Chart and figure data

▼

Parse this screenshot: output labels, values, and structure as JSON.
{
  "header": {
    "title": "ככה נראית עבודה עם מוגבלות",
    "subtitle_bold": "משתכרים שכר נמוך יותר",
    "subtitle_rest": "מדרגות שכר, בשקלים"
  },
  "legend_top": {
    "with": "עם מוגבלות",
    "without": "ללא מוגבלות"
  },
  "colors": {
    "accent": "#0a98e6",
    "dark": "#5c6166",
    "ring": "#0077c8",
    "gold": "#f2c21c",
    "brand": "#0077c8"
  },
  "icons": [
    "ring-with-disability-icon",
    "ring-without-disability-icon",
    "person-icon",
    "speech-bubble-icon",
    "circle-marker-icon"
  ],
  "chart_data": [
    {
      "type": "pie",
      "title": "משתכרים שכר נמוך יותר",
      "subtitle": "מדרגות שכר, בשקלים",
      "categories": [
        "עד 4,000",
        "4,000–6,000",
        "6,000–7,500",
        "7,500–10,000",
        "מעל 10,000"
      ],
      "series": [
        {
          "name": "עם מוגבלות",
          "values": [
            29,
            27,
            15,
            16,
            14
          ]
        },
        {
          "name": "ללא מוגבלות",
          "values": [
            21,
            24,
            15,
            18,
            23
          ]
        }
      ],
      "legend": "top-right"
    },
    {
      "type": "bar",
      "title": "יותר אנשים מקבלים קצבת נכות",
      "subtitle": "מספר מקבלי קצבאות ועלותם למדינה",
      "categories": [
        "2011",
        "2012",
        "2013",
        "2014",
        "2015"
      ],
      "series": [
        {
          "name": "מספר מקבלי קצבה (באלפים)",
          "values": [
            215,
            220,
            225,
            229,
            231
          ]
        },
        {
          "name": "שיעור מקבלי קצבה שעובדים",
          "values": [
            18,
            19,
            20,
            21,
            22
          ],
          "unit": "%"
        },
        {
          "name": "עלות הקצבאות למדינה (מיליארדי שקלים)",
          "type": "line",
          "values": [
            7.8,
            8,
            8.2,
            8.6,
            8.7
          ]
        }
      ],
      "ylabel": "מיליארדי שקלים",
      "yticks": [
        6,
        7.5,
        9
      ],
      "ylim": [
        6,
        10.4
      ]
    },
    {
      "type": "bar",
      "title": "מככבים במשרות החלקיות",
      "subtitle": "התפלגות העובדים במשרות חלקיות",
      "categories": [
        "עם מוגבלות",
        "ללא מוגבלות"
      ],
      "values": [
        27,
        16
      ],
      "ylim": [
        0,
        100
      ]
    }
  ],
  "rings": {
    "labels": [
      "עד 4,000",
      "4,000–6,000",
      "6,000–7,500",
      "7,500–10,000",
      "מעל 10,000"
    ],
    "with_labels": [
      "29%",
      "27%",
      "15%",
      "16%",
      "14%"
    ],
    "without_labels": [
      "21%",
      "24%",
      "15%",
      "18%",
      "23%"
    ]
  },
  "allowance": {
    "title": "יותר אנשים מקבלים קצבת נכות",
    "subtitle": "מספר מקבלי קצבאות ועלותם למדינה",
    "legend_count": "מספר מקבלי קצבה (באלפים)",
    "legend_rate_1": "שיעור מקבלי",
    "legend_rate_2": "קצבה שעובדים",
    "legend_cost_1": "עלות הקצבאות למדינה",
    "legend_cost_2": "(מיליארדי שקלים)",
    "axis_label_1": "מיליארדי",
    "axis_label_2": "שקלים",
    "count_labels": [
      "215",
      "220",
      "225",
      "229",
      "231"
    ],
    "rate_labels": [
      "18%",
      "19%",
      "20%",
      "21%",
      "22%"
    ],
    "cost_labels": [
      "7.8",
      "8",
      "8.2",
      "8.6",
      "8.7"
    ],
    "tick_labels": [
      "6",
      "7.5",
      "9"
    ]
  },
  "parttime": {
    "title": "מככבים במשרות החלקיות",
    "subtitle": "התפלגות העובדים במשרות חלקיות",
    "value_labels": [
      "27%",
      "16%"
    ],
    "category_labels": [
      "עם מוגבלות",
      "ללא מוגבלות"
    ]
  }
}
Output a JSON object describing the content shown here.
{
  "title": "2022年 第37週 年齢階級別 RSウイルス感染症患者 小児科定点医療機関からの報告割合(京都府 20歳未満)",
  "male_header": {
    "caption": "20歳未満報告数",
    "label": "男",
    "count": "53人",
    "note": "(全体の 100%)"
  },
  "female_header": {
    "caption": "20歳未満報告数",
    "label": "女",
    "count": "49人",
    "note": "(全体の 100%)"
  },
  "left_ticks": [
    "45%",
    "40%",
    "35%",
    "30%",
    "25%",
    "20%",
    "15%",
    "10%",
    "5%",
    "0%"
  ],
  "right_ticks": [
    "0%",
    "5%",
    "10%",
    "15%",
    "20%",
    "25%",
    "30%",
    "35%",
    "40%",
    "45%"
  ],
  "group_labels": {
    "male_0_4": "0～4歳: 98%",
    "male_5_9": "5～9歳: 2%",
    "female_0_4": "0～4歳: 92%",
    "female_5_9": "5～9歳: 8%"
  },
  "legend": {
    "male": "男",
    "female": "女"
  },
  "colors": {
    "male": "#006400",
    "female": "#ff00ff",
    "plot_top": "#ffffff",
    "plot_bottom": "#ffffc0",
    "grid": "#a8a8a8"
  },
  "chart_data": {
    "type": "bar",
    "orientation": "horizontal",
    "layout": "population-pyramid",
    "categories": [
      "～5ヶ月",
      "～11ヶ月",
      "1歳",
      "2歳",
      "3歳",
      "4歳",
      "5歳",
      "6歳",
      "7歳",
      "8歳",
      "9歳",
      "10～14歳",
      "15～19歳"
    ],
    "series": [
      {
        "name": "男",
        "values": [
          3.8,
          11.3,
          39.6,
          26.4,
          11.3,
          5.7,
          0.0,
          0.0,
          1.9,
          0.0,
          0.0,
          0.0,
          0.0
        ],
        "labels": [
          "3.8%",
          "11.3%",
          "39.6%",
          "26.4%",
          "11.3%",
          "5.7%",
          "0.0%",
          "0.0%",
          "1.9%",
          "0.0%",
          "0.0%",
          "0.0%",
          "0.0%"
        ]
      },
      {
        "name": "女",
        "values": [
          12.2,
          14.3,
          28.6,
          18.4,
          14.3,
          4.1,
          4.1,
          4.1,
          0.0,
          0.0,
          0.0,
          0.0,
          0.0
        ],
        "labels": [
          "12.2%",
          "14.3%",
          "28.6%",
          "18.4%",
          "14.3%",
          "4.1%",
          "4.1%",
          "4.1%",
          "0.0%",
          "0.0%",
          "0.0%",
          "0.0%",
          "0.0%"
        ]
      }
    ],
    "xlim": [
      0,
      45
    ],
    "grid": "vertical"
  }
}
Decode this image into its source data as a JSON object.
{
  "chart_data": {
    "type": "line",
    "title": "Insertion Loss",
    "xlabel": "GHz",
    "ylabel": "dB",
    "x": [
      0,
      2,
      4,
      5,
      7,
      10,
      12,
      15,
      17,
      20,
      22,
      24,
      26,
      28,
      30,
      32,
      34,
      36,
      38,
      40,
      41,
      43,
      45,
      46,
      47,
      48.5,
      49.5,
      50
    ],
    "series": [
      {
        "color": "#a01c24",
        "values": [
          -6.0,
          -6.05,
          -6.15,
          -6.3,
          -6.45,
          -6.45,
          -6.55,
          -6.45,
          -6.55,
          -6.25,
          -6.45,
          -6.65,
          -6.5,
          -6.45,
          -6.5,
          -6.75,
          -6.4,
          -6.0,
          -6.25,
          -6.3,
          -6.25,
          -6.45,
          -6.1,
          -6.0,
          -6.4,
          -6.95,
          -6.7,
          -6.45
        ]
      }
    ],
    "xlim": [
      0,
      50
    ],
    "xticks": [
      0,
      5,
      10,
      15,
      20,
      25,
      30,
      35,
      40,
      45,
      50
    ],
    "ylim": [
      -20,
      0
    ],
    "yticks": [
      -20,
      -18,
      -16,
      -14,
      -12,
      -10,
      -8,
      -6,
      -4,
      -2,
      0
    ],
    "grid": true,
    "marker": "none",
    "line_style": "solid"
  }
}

▲

--- Objective ---
Pick out the lines that contain "יותר" and copy them.

--- Task response ---
    "subtitle_bold": "משתכרים שכר נמוך יותר",
      "title": "משתכרים שכר נמוך יותר",
      "title": "יותר אנשים מקבלים קצבת נכות",
    "title": "יותר אנשים מקבלים קצבת נכות",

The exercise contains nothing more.